▶ EXERCISE AIM: Identify the lines that contain the string "source" and copy all of them.

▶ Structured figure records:
################

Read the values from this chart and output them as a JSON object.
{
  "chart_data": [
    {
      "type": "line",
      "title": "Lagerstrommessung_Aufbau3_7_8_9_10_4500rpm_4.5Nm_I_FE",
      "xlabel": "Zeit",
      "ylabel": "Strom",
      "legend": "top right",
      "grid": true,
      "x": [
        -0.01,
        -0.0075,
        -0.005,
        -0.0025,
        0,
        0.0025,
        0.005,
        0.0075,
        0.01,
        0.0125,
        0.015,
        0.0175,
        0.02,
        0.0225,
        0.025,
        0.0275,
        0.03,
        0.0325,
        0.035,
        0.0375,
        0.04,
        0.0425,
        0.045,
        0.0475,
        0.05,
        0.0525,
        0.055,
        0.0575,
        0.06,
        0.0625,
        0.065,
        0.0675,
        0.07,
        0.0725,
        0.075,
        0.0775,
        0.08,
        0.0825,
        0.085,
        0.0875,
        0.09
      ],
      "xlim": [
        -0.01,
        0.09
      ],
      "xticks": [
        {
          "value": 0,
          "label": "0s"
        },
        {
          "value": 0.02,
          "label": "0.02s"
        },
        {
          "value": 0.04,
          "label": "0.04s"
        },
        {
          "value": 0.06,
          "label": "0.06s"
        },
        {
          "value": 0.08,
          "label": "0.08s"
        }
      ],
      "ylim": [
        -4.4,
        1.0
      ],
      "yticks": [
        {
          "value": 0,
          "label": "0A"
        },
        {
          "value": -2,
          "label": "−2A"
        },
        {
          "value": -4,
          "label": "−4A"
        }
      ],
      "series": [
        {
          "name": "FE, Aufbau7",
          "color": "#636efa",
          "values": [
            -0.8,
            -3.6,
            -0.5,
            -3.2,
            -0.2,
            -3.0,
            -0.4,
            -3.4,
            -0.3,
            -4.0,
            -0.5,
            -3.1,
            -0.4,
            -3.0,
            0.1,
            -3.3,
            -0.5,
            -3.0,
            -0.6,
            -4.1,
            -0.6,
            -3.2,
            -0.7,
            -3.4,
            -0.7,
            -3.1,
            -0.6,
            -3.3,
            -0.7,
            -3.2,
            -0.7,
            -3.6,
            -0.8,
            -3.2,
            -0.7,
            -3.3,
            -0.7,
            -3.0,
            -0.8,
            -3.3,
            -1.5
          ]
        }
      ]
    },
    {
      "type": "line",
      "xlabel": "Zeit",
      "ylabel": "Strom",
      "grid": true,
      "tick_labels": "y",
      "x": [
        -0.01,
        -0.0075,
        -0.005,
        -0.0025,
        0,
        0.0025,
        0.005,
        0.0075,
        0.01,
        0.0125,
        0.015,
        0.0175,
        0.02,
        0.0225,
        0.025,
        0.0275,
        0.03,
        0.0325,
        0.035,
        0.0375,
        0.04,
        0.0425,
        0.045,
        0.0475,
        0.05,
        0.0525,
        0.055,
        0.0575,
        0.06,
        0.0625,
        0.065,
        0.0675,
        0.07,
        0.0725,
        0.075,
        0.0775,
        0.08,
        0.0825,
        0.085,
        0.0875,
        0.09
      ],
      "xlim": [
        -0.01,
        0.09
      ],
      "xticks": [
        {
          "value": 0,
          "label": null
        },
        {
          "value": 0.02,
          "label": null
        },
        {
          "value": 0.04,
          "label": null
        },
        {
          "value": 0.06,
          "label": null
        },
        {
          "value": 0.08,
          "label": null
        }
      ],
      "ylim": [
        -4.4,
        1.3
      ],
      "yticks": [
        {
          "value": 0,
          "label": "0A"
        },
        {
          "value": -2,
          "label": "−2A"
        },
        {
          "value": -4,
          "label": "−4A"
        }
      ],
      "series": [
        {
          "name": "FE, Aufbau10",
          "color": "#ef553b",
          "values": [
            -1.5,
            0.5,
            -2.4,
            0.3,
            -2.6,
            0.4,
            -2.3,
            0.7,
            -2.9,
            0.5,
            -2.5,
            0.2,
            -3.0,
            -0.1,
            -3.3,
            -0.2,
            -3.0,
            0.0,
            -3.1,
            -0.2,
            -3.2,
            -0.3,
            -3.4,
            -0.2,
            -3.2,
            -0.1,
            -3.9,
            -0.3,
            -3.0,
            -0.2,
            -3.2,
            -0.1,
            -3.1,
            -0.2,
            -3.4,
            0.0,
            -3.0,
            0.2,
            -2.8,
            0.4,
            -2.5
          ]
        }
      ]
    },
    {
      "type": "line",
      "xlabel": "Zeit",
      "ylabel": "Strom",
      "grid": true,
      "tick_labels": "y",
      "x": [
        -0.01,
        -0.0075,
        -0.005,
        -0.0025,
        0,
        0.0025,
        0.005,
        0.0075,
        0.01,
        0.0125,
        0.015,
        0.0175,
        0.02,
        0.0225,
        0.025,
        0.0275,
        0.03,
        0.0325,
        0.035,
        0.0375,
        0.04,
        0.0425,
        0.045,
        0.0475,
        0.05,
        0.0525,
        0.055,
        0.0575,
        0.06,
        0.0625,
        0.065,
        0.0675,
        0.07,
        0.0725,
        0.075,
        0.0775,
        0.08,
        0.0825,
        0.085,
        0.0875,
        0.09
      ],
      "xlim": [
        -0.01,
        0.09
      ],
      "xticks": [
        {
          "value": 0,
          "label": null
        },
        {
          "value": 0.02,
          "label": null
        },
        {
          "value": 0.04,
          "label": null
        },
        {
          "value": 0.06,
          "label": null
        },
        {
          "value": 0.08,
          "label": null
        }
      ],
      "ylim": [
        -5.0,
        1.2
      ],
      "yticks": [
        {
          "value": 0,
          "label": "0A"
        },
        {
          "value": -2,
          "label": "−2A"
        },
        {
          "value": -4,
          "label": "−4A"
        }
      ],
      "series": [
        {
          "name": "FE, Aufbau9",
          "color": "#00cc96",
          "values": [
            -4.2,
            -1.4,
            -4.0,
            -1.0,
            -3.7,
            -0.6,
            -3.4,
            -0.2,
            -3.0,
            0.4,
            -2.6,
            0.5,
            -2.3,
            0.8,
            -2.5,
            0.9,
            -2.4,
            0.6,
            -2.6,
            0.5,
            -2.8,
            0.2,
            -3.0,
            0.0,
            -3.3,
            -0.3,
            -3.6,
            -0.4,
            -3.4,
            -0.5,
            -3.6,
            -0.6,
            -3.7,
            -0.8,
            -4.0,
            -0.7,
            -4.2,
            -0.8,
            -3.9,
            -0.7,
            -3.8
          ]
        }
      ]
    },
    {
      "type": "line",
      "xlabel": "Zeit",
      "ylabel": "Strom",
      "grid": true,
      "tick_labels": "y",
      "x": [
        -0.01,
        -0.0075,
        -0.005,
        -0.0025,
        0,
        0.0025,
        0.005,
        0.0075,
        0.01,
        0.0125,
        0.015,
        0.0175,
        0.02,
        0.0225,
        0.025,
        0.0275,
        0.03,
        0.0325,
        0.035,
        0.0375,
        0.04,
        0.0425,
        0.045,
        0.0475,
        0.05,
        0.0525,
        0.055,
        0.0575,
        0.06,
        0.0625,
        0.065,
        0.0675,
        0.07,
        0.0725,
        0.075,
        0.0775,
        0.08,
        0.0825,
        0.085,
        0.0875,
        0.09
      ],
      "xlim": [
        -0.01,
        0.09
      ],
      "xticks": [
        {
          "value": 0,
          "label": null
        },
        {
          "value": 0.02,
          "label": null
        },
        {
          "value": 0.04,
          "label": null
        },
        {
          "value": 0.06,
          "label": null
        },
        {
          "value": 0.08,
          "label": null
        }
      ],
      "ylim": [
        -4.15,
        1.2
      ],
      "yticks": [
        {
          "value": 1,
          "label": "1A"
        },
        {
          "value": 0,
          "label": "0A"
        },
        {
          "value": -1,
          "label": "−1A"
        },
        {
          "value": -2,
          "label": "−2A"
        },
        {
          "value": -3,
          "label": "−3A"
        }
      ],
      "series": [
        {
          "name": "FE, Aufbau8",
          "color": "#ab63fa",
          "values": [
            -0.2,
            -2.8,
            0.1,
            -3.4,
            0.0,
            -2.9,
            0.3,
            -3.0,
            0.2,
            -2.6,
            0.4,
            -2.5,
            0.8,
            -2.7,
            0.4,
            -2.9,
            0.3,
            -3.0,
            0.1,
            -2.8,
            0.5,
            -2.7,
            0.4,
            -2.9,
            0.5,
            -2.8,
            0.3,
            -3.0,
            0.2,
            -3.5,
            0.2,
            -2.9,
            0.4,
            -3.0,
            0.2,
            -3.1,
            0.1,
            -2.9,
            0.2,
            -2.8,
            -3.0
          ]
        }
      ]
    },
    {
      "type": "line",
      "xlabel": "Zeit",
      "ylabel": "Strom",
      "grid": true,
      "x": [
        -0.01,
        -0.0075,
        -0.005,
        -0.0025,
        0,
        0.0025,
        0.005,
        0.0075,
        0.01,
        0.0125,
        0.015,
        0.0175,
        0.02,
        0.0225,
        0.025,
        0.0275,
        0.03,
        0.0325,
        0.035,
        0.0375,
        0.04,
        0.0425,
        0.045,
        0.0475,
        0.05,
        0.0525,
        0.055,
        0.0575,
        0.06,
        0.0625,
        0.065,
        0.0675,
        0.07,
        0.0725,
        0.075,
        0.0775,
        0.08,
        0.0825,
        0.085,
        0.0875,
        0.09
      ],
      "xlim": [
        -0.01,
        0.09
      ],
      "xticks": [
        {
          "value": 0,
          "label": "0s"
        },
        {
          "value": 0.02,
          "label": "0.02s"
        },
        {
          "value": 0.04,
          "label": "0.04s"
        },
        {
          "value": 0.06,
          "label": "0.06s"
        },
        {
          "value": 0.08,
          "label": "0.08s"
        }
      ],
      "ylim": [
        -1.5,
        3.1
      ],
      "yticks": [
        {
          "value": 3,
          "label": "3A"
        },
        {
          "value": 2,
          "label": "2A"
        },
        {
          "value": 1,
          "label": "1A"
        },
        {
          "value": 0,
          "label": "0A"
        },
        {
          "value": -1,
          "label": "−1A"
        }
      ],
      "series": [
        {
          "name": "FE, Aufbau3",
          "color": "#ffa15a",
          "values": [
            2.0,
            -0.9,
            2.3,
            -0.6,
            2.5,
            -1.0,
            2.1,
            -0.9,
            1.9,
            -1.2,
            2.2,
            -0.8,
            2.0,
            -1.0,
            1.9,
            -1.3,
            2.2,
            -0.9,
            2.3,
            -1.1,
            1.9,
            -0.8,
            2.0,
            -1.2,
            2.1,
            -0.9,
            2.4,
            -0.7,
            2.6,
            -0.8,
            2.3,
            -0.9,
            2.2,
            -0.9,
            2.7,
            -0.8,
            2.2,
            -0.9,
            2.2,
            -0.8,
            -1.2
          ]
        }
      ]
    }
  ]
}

################

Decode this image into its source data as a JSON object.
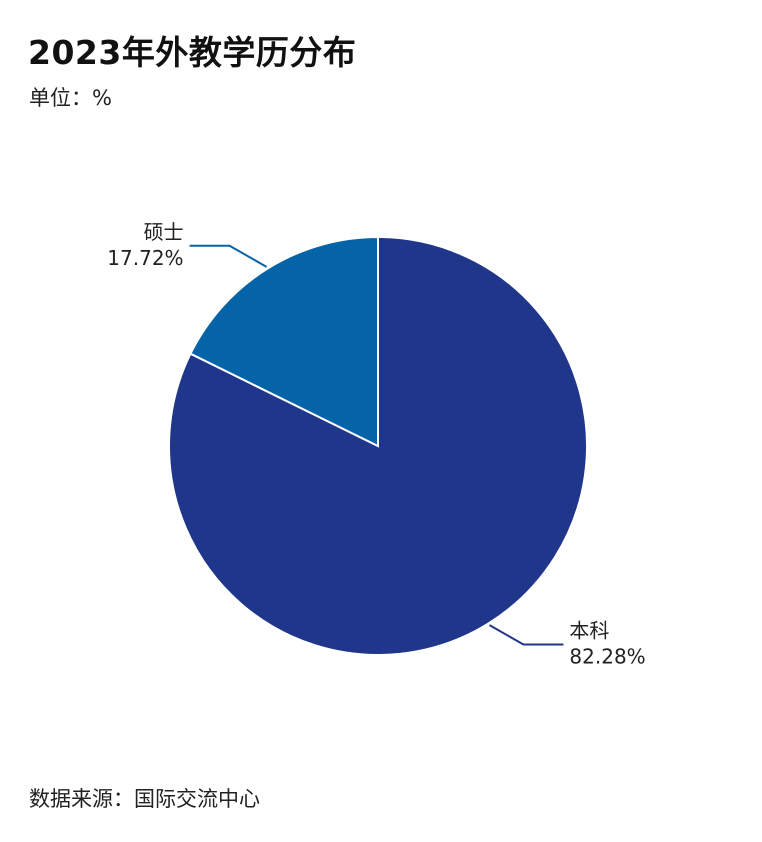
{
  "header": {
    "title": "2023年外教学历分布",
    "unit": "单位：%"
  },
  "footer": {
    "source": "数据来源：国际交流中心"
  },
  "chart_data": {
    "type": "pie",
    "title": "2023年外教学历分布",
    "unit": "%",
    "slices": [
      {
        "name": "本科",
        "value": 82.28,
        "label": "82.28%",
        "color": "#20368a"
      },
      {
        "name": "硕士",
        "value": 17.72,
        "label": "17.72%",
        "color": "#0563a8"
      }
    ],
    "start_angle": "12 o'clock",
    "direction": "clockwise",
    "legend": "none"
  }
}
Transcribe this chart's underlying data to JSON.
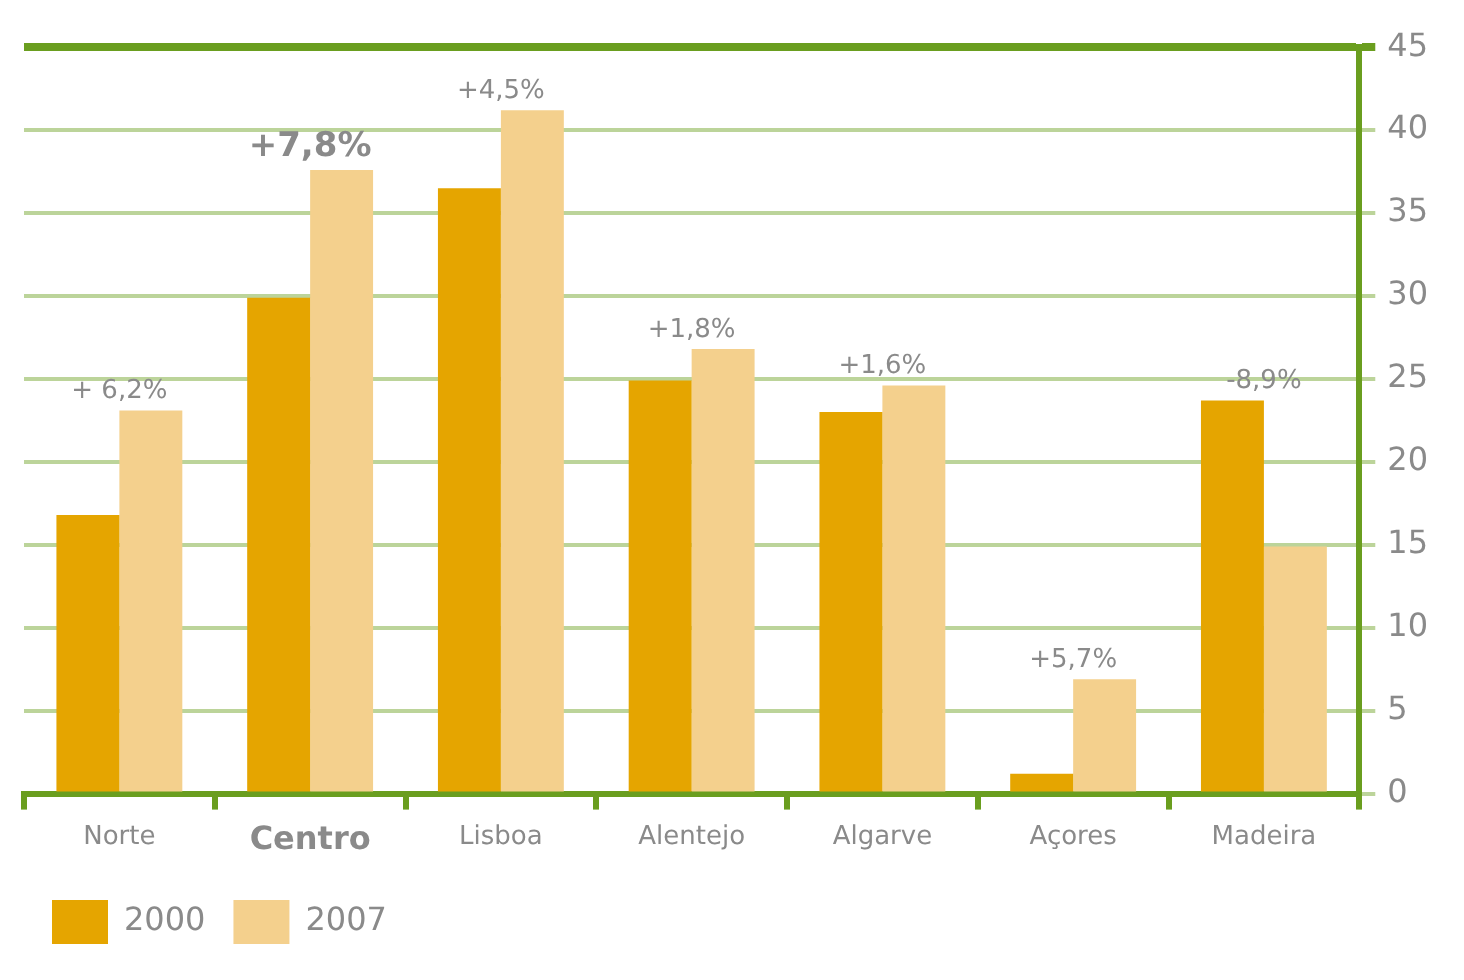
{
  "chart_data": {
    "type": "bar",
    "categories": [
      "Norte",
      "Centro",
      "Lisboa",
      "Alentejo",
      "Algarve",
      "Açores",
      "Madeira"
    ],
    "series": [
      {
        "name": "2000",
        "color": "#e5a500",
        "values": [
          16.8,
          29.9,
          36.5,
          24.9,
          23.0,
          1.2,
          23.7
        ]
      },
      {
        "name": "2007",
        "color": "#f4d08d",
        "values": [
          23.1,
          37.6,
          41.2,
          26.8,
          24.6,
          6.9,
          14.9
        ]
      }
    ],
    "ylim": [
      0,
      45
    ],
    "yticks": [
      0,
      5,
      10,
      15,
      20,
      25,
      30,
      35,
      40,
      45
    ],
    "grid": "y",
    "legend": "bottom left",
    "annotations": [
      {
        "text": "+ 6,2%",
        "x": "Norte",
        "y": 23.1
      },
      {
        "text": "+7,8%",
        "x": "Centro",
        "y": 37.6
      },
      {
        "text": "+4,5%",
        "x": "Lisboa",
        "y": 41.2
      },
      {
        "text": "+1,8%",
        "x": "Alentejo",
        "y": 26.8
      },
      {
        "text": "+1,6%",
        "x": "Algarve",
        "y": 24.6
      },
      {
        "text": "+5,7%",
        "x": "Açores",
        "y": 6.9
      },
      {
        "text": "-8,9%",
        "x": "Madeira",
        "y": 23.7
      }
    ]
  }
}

################

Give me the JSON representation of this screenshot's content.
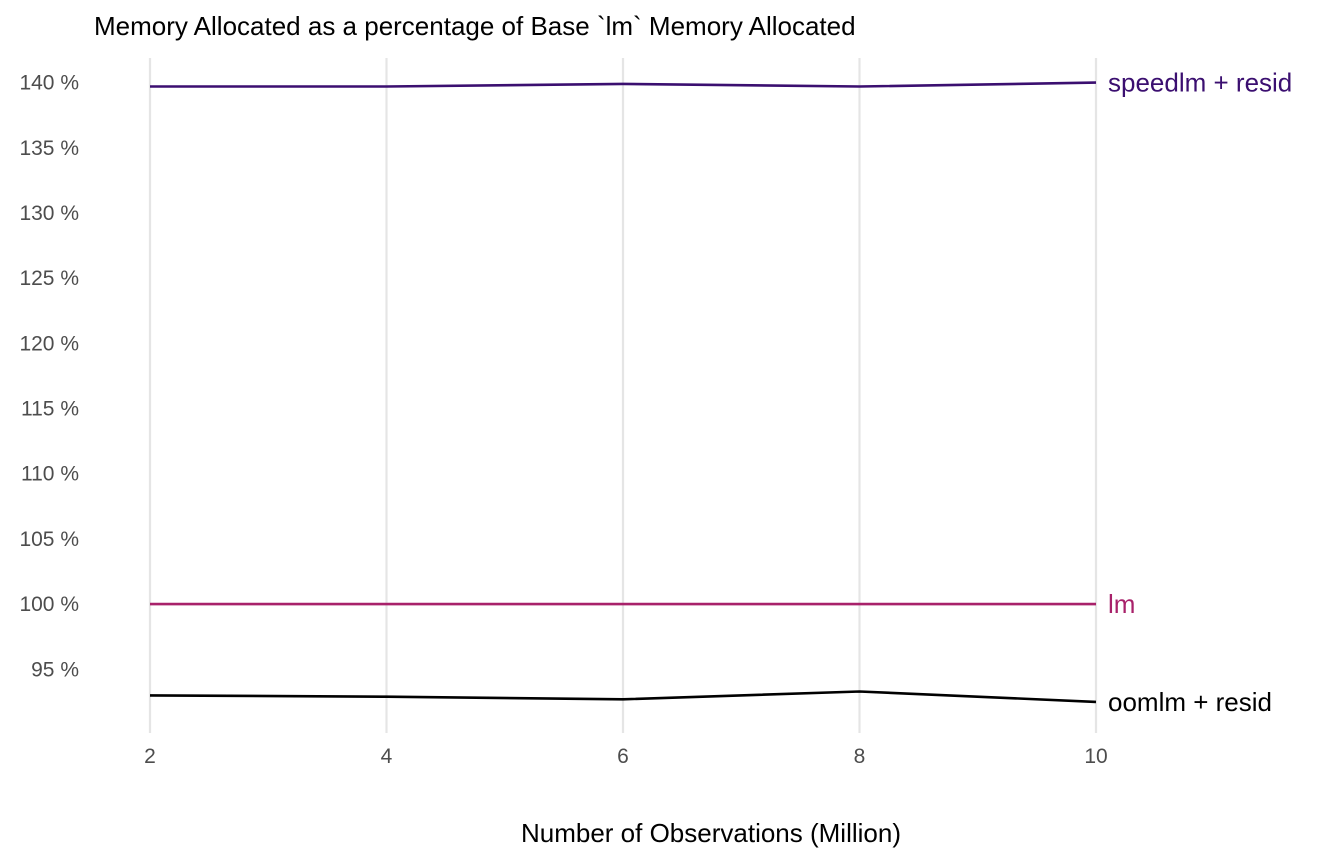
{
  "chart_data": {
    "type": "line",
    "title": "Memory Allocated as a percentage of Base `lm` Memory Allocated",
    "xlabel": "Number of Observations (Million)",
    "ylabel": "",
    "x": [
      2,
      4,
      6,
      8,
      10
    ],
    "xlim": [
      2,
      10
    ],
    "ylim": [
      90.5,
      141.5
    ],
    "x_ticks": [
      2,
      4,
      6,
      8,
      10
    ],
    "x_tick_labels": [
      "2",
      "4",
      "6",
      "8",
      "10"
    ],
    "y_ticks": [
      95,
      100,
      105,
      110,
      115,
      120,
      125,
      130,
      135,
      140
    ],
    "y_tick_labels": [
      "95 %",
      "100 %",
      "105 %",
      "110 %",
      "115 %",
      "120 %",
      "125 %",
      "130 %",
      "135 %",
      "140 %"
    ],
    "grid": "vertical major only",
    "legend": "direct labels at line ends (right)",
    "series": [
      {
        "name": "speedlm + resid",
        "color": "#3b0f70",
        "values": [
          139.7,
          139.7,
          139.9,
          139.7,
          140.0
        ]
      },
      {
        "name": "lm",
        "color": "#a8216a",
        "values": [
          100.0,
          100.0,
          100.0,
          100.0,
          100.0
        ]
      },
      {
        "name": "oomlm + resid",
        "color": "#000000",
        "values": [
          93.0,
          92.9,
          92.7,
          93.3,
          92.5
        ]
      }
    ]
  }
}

################

▶ COMPLETED EXERCISE:
Decode this image into its source data as a JSON object.
    "source": "数据来源：国际交流中心"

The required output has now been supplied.